Search the records for "name". Copy every line where it appears.

→ Stored records:

+ + + + +

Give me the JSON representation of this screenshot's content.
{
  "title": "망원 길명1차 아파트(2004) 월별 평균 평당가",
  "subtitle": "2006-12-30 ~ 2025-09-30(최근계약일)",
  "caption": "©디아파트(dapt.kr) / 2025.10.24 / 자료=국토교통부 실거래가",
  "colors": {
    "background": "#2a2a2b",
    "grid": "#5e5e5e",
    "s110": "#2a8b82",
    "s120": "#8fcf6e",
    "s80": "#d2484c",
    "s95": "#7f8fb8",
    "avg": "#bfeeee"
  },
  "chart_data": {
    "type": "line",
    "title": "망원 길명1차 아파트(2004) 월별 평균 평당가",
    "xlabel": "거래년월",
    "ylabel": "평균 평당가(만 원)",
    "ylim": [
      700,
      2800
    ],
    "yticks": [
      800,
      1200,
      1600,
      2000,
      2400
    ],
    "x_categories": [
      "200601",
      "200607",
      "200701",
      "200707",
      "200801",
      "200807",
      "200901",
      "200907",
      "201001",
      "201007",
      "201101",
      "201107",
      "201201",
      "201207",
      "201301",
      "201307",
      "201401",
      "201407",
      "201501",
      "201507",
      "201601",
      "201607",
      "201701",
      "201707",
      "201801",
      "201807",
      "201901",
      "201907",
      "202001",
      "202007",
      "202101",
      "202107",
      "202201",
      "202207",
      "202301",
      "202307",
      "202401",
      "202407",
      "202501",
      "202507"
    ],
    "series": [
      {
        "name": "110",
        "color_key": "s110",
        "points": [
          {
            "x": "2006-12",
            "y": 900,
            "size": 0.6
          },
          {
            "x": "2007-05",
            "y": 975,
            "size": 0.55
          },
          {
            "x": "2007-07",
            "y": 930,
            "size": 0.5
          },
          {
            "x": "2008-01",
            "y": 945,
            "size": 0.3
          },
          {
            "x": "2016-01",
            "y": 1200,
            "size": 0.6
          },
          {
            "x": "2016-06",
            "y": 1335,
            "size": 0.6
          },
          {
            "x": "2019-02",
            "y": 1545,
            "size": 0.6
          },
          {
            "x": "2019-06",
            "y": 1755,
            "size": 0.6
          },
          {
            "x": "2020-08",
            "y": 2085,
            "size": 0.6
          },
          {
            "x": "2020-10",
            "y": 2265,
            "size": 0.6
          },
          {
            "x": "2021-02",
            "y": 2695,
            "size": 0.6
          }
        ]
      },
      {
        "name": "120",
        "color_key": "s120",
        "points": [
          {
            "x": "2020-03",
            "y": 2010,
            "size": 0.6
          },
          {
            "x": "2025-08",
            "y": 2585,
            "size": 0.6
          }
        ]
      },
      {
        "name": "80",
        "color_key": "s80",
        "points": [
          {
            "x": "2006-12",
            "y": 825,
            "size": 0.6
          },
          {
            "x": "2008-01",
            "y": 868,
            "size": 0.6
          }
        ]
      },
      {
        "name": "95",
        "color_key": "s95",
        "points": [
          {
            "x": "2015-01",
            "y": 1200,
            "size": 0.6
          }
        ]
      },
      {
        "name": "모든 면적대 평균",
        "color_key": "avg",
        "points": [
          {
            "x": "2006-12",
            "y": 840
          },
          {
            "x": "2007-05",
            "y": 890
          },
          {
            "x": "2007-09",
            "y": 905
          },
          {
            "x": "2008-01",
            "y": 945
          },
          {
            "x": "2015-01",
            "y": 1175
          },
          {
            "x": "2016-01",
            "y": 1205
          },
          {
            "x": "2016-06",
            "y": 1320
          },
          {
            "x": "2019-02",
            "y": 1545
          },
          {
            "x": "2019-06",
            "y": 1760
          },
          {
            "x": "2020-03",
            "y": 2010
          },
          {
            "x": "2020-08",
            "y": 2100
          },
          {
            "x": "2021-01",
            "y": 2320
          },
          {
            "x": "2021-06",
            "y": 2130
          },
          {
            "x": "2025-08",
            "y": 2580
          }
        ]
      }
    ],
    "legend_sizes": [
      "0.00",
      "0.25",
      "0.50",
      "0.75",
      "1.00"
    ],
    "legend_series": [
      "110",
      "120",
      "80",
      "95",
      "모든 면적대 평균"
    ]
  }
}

+ + + + +

→ Complete output:
        "name": "110",
        "name": "120",
        "name": "80",
        "name": "95",
        "name": "모든 면적대 평균",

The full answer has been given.